-- START MATERIAL PROVIDED --

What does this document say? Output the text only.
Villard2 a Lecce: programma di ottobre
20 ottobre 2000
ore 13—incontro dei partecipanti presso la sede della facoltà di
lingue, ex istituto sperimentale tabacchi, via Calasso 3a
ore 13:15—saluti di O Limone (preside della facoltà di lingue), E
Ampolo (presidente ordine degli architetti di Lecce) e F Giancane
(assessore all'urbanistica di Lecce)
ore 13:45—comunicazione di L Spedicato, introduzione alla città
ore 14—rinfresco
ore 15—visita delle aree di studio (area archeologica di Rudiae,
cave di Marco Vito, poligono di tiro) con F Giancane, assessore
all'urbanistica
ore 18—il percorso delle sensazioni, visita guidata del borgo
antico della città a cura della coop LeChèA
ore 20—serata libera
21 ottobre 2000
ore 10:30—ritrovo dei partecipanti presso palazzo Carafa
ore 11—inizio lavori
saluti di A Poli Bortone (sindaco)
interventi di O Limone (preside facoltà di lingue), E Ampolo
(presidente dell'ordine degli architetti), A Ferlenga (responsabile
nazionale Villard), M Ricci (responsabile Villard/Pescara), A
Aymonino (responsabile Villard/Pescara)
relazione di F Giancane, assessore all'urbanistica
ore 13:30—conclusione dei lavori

-- END MATERIAL PROVIDED --

REQUIREMENTS -
Write the data back out verbatim.

RESULT OF THIS EXERCISE -
What does this document say? Output the text only.
Villard2 a Lecce: programma di ottobre
20 ottobre 2000
ore 13—incontro dei partecipanti presso la sede della facoltà di
lingue, ex istituto sperimentale tabacchi, via Calasso 3a
ore 13:15—saluti di O Limone (preside della facoltà di lingue), E
Ampolo (presidente ordine degli architetti di Lecce) e F Giancane
(assessore all'urbanistica di Lecce)
ore 13:45—comunicazione di L Spedicato, introduzione alla città
ore 14—rinfresco
ore 15—visita delle aree di studio (area archeologica di Rudiae,
cave di Marco Vito, poligono di tiro) con F Giancane, assessore
all'urbanistica
ore 18—il percorso delle sensazioni, visita guidata del borgo
antico della città a cura della coop LeChèA
ore 20—serata libera
21 ottobre 2000
ore 10:30—ritrovo dei partecipanti presso palazzo Carafa
ore 11—inizio lavori
saluti di A Poli Bortone (sindaco)
interventi di O Limone (preside facoltà di lingue), E Ampolo
(presidente dell'ordine degli architetti), A Ferlenga (responsabile
nazionale Villard), M Ricci (responsabile Villard/Pescara), A
Aymonino (responsabile Villard/Pescara)
relazione di F Giancane, assessore all'urbanistica
ore 13:30—conclusione dei lavori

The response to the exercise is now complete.